## Required action
In the material below, how many lines include the string "abertura"? Answer with the number and nothing else.

## Extracted entries

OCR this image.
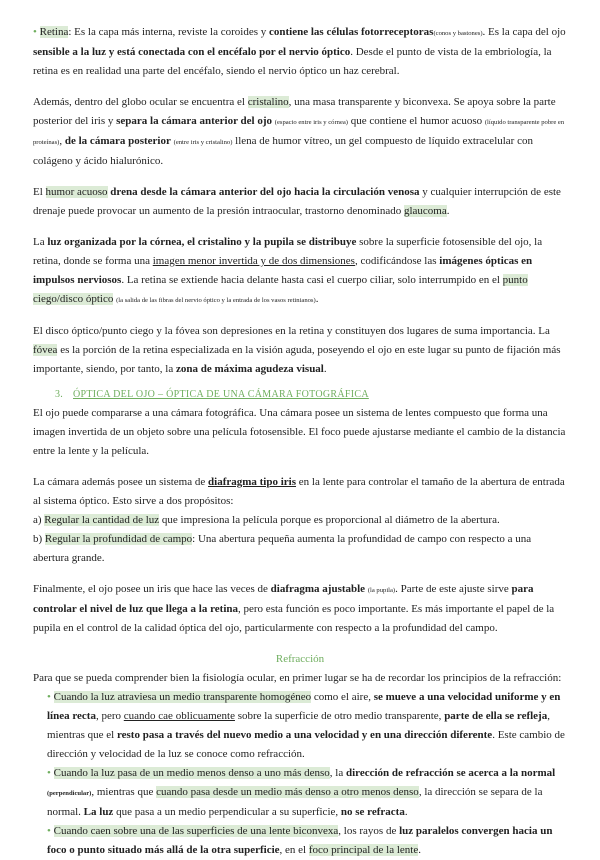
• Retina: Es la capa más interna, reviste la coroides y contiene las células fotorreceptoras(conos y bastones). Es la capa del ojo sensible a la luz y está conectada con el encéfalo por el nervio óptico. Desde el punto de vista de la embriología, la retina es en realidad una parte del encéfalo, siendo el nervio óptico un haz cerebral.

Además, dentro del globo ocular se encuentra el cristalino, una masa transparente y biconvexa. Se apoya sobre la parte posterior del iris y separa la cámara anterior del ojo (espacio entre iris y córnea) que contiene el humor acuoso (líquido transparente pobre en proteínas), de la cámara posterior (entre iris y cristalino) llena de humor vítreo, un gel compuesto de líquido extracelular con colágeno y ácido hialurónico.

El humor acuoso drena desde la cámara anterior del ojo hacia la circulación venosa y cualquier interrupción de este drenaje puede provocar un aumento de la presión intraocular, trastorno denominado glaucoma.

La luz organizada por la córnea, el cristalino y la pupila se distribuye sobre la superficie fotosensible del ojo, la retina, donde se forma una imagen menor invertida y de dos dimensiones, codificándose las imágenes ópticas en impulsos nerviosos. La retina se extiende hacia delante hasta casi el cuerpo ciliar, solo interrumpido en el punto ciego/disco óptico (la salida de las fibras del nervio óptico y la entrada de los vasos retinianos).

El disco óptico/punto ciego y la fóvea son depresiones en la retina y constituyen dos lugares de suma importancia. La fóvea es la porción de la retina especializada en la visión aguda, poseyendo el ojo en este lugar su punto de fijación más importante, siendo, por tanto, la zona de máxima agudeza visual.

3. ÓPTICA DEL OJO – ÓPTICA DE UNA CÁMARA FOTOGRÁFICA

El ojo puede compararse a una cámara fotográfica. Una cámara posee un sistema de lentes compuesto que forma una imagen invertida de un objeto sobre una película fotosensible. El foco puede ajustarse mediante el cambio de la distancia entre la lente y la película.

La cámara además posee un sistema de diafragma tipo iris en la lente para controlar el tamaño de la abertura de entrada al sistema óptico. Esto sirve a dos propósitos:

a) Regular la cantidad de luz que impresiona la película porque es proporcional al diámetro de la abertura.

b) Regular la profundidad de campo: Una abertura pequeña aumenta la profundidad de campo con respecto a una abertura grande.

Finalmente, el ojo posee un iris que hace las veces de diafragma ajustable (la pupila). Parte de este ajuste sirve para controlar el nivel de luz que llega a la retina, pero esta función es poco importante. Es más importante el papel de la pupila en el control de la calidad óptica del ojo, particularmente con respecto a la profundidad del campo.

Refracción

Para que se pueda comprender bien la fisiología ocular, en primer lugar se ha de recordar los principios de la refracción:

• Cuando la luz atraviesa un medio transparente homogéneo como el aire, se mueve a una velocidad uniforme y en línea recta, pero cuando cae oblicuamente sobre la superficie de otro medio transparente, parte de ella se refleja, mientras que el resto pasa a través del nuevo medio a una velocidad y en una dirección diferente. Este cambio de dirección y velocidad de la luz se conoce como refracción.

• Cuando la luz pasa de un medio menos denso a uno más denso, la dirección de refracción se acerca a la normal (perpendicular), mientras que cuando pasa desde un medio más denso a otro menos denso, la dirección se separa de la normal. La luz que pasa a un medio perpendicular a su superficie, no se refracta.

• Cuando caen sobre una de las superficies de una lente biconvexa, los rayos de luz paralelos convergen hacia un foco o punto situado más allá de la otra superficie, en el foco principal de la lente.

## Task result
3